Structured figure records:
-=-=-=-=-

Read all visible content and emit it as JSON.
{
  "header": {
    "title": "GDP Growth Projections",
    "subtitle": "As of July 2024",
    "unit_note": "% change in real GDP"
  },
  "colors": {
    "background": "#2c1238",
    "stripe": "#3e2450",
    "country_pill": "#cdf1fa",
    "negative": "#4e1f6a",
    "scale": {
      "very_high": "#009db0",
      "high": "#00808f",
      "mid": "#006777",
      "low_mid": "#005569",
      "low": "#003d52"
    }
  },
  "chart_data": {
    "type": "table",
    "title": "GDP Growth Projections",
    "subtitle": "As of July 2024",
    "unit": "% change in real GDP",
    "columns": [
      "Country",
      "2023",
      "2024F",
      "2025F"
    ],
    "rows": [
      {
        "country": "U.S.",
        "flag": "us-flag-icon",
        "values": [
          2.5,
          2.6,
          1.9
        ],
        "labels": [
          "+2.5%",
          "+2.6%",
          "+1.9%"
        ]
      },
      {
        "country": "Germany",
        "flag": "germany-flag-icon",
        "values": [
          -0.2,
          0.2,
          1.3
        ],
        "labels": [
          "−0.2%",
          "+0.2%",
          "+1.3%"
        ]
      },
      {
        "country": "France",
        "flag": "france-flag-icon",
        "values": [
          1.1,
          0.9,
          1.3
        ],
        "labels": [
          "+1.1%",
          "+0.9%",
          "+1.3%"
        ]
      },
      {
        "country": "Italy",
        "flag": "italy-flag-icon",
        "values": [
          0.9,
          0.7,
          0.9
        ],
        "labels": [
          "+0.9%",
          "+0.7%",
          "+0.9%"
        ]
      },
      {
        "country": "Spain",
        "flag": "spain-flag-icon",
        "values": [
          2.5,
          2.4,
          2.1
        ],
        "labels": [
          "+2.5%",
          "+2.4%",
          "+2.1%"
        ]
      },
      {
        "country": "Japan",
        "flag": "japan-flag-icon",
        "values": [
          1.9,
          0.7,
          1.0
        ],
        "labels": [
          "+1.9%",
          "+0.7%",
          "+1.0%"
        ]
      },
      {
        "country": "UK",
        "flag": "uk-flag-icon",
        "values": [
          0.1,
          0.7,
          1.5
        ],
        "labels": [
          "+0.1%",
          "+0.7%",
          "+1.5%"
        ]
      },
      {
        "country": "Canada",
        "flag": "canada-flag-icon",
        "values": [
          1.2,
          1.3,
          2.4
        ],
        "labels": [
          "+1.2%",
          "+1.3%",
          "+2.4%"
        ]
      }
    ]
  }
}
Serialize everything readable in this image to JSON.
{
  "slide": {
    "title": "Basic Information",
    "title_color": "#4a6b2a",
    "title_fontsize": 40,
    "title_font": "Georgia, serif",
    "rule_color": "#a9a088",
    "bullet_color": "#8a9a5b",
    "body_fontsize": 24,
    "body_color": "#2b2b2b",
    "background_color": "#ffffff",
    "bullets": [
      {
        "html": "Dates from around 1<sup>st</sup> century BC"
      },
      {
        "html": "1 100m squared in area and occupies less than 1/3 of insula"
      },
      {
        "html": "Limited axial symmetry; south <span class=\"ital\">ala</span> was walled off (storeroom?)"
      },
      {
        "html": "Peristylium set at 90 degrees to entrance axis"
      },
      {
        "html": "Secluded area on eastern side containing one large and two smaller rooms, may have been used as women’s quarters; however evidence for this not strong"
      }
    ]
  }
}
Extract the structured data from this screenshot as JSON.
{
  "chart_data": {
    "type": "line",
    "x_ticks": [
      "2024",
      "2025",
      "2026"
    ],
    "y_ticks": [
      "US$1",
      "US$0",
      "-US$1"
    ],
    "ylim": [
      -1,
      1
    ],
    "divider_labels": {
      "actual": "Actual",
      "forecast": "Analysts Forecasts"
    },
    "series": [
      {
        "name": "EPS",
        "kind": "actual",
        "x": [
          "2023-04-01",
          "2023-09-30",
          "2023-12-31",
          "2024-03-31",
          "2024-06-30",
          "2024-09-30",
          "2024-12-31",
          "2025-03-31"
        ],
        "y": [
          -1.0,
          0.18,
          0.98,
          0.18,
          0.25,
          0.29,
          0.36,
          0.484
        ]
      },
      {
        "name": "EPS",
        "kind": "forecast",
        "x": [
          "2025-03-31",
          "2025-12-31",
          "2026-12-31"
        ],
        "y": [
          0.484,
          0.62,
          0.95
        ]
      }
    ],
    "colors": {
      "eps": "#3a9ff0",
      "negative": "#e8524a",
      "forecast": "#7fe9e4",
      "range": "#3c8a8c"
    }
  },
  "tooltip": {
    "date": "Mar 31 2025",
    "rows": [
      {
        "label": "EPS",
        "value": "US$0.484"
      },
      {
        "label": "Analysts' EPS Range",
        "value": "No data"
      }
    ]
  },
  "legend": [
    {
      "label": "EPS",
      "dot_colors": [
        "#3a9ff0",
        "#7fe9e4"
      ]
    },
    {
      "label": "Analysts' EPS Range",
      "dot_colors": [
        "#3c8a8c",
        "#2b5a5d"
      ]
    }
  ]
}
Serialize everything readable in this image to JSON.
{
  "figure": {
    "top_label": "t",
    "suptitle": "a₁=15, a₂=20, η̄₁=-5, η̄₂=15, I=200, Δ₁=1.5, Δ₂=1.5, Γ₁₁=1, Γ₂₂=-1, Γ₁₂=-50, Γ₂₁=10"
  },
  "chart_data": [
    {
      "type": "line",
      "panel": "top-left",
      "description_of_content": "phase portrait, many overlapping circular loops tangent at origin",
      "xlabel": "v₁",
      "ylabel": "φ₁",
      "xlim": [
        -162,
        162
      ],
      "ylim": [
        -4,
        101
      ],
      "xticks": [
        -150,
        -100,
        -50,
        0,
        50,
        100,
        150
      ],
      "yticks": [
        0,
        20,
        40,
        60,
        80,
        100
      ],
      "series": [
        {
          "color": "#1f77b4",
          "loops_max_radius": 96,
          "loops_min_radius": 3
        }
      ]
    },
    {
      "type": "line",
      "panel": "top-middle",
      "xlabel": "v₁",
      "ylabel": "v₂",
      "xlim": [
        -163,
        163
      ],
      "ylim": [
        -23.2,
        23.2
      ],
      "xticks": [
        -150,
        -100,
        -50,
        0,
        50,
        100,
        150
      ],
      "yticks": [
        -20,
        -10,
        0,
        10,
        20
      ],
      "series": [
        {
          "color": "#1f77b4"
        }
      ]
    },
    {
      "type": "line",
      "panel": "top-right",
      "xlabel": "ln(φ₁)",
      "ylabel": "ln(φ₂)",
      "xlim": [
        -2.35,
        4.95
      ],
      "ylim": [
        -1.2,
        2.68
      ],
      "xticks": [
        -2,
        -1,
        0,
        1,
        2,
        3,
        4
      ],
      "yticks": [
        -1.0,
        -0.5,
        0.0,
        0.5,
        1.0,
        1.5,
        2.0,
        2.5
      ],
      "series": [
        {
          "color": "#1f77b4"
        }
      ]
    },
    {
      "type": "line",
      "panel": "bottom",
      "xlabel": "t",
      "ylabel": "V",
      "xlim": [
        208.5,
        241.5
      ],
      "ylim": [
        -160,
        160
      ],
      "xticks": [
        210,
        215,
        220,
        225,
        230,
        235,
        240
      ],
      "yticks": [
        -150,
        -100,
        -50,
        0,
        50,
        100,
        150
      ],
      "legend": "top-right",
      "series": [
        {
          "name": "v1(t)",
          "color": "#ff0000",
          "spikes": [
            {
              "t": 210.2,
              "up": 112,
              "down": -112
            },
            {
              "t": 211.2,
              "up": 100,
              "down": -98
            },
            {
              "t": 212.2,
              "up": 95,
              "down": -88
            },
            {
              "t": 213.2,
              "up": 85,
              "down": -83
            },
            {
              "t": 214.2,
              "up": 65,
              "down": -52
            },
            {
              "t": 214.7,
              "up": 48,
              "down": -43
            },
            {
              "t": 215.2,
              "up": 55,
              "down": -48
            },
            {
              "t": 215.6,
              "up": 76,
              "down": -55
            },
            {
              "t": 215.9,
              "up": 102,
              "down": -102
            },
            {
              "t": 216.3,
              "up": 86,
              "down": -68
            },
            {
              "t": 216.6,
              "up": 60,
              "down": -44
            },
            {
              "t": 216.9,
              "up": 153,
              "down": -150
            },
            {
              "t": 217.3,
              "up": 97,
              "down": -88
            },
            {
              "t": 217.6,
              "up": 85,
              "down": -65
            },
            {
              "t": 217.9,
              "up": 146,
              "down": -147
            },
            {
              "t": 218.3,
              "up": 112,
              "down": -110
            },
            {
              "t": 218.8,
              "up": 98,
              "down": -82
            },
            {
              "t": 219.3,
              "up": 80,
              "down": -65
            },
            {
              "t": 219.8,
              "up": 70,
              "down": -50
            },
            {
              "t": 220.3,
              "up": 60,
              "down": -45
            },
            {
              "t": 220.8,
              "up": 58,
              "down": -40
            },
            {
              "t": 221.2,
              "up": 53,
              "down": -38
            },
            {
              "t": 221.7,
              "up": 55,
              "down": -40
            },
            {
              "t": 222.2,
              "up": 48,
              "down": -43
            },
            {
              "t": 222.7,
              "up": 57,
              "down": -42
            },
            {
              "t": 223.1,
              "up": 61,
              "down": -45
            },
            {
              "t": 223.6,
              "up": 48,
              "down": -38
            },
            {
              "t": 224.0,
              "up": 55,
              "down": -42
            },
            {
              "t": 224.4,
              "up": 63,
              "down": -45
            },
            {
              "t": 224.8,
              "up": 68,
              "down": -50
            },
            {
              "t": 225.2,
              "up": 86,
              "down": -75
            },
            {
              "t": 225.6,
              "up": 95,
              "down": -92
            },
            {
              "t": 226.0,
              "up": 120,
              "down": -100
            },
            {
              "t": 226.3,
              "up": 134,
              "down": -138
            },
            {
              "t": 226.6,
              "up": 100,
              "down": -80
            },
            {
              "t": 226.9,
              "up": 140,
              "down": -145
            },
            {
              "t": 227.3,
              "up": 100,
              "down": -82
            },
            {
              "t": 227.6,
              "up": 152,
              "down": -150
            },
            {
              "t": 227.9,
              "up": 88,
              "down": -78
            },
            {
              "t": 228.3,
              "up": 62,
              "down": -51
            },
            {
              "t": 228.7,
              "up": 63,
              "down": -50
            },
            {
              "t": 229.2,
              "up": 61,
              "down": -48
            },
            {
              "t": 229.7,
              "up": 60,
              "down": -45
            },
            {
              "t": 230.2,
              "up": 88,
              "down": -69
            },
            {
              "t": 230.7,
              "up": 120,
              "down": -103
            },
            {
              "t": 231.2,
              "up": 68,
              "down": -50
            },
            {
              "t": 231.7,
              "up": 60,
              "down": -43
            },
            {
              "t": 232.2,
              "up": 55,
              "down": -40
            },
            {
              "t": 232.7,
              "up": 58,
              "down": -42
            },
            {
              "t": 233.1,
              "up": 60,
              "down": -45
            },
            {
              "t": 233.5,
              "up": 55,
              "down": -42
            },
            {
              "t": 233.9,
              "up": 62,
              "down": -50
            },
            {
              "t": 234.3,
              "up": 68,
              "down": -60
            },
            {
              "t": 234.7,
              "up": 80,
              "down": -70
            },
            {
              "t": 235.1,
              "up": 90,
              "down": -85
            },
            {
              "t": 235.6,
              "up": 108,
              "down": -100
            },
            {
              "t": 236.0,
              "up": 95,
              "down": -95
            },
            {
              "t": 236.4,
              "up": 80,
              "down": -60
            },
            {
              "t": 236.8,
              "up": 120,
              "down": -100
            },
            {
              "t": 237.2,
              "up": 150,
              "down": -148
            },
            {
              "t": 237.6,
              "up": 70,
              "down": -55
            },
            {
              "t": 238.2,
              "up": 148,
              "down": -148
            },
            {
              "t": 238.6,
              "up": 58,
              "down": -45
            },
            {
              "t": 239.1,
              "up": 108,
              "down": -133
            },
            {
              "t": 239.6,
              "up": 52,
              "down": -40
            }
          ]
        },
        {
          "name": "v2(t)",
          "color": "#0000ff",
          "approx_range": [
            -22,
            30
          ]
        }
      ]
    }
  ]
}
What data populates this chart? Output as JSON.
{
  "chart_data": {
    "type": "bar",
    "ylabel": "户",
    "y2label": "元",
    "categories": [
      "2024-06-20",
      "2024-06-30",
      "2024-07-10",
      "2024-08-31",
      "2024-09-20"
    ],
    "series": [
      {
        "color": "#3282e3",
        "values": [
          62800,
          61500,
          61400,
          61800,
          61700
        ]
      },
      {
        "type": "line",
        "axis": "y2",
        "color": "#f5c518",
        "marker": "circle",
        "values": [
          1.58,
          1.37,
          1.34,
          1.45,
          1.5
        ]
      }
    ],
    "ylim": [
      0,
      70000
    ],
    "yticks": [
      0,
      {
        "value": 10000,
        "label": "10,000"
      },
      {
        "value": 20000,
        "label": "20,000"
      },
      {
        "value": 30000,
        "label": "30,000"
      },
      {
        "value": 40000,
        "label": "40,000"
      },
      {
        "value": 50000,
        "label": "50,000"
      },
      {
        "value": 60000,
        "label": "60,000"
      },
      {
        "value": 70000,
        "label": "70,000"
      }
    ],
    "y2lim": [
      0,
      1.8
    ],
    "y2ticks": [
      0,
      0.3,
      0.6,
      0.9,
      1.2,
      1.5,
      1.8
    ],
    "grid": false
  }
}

-=-=-=-=-

[WRITTEN EXERCISE] Determine the count of lines in the data above with the string "xlabel" in them, and give that count alone.

[FULL OUTPUT] 4